▼

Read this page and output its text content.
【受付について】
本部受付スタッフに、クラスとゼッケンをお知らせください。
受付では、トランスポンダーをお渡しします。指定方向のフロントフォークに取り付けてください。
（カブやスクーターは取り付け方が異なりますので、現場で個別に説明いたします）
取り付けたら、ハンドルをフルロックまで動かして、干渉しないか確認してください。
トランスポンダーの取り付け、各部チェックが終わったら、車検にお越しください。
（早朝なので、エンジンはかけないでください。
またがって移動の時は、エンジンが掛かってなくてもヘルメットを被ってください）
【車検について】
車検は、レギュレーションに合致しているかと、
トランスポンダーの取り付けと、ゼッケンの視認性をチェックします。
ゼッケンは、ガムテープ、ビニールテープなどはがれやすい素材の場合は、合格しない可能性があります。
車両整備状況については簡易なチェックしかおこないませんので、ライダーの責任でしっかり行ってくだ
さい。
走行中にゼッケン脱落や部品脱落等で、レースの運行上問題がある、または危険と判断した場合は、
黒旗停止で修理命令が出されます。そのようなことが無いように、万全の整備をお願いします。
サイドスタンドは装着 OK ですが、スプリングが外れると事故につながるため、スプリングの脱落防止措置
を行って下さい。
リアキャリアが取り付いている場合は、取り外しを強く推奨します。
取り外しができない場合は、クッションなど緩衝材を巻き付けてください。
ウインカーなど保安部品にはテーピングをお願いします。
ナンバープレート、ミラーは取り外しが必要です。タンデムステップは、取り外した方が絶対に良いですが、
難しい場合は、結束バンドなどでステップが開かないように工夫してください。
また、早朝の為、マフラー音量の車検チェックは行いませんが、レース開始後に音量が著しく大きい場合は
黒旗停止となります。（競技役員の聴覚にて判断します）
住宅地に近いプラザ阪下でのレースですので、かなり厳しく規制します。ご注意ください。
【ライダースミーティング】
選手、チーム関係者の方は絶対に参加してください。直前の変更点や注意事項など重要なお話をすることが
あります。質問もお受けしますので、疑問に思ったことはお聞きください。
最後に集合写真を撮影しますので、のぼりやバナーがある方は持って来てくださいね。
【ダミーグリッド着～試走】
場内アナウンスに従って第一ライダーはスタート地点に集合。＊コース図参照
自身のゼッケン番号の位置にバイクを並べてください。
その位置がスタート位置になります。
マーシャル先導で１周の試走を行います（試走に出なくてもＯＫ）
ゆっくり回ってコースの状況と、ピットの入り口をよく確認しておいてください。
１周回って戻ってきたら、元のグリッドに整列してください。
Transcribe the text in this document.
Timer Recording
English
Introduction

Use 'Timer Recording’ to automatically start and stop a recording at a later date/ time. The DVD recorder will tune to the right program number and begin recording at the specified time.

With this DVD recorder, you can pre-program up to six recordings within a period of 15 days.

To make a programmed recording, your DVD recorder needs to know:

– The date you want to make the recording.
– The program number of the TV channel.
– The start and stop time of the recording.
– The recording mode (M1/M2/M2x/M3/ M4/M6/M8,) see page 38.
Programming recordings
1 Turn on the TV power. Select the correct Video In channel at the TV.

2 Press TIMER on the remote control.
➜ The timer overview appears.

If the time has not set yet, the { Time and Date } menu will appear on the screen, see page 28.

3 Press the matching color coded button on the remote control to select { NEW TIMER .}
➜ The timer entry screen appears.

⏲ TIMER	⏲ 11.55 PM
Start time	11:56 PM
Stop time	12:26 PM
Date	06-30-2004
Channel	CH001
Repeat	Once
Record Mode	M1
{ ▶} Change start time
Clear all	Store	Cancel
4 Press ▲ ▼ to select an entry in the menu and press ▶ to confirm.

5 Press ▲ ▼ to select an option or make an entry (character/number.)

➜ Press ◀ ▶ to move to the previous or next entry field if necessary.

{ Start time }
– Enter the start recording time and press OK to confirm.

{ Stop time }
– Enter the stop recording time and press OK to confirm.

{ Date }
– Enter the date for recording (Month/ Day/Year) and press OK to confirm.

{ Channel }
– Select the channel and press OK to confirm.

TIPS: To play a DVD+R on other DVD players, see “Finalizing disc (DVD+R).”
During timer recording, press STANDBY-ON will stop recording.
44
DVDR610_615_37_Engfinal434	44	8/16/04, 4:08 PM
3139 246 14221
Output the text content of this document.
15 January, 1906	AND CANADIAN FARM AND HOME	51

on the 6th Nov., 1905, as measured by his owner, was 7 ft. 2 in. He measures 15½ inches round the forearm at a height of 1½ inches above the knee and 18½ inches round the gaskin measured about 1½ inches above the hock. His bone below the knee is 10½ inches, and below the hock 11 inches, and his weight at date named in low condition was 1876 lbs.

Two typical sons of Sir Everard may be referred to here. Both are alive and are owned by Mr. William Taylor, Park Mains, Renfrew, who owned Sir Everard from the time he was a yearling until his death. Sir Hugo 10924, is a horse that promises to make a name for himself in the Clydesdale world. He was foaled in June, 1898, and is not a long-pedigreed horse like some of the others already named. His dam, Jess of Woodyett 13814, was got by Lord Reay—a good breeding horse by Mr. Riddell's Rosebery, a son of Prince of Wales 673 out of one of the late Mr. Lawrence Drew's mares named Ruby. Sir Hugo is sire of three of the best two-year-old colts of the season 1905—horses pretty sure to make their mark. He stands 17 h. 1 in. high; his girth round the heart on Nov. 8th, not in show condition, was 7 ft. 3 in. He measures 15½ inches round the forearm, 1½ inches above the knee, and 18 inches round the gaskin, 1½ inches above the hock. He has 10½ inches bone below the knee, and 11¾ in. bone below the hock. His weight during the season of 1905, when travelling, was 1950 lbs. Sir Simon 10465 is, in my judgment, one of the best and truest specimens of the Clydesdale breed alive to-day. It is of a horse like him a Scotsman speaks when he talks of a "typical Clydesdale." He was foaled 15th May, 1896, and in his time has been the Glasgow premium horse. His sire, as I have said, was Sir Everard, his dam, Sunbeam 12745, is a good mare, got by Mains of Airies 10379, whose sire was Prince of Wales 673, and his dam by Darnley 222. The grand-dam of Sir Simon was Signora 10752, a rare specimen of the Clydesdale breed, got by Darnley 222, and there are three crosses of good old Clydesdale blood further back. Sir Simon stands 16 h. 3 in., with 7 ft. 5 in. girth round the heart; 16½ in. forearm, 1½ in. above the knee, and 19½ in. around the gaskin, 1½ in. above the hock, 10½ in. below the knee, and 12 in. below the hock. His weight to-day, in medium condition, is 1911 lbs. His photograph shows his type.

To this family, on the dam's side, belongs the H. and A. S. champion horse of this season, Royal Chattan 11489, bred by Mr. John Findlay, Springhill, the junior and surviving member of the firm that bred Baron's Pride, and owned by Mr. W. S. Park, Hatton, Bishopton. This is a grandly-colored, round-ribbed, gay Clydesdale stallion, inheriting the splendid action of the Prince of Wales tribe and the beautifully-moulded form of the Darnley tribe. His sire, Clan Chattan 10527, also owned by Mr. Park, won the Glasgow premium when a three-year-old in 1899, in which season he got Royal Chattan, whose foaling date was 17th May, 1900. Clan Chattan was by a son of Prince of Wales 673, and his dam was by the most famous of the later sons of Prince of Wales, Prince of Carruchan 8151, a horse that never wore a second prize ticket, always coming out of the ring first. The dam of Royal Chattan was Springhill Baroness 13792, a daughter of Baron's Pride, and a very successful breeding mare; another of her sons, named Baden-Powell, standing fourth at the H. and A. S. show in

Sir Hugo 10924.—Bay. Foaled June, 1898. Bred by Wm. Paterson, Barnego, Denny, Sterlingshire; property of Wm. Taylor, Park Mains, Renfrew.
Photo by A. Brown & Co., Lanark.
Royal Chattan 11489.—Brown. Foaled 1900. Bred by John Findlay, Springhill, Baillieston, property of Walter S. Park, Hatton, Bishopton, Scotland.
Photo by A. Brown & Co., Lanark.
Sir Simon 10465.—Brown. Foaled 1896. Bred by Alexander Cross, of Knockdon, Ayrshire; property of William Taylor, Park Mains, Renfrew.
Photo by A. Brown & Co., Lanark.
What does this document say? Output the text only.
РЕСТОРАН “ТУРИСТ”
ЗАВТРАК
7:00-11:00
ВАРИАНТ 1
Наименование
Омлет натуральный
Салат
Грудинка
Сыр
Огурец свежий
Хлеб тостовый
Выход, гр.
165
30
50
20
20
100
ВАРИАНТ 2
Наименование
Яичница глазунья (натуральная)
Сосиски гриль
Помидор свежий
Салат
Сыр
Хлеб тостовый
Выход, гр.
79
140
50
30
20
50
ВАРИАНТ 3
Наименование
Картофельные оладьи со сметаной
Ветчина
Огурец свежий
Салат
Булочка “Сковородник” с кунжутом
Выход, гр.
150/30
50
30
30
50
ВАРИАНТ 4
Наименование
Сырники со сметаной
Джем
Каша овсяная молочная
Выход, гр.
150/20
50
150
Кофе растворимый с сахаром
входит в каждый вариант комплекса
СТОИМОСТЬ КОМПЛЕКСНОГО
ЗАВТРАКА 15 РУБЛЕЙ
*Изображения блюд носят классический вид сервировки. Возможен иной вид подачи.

▲

Task requirements:
Say the number of lines in the listing that hold "сметаной", with no added words.

Solution to this task:
2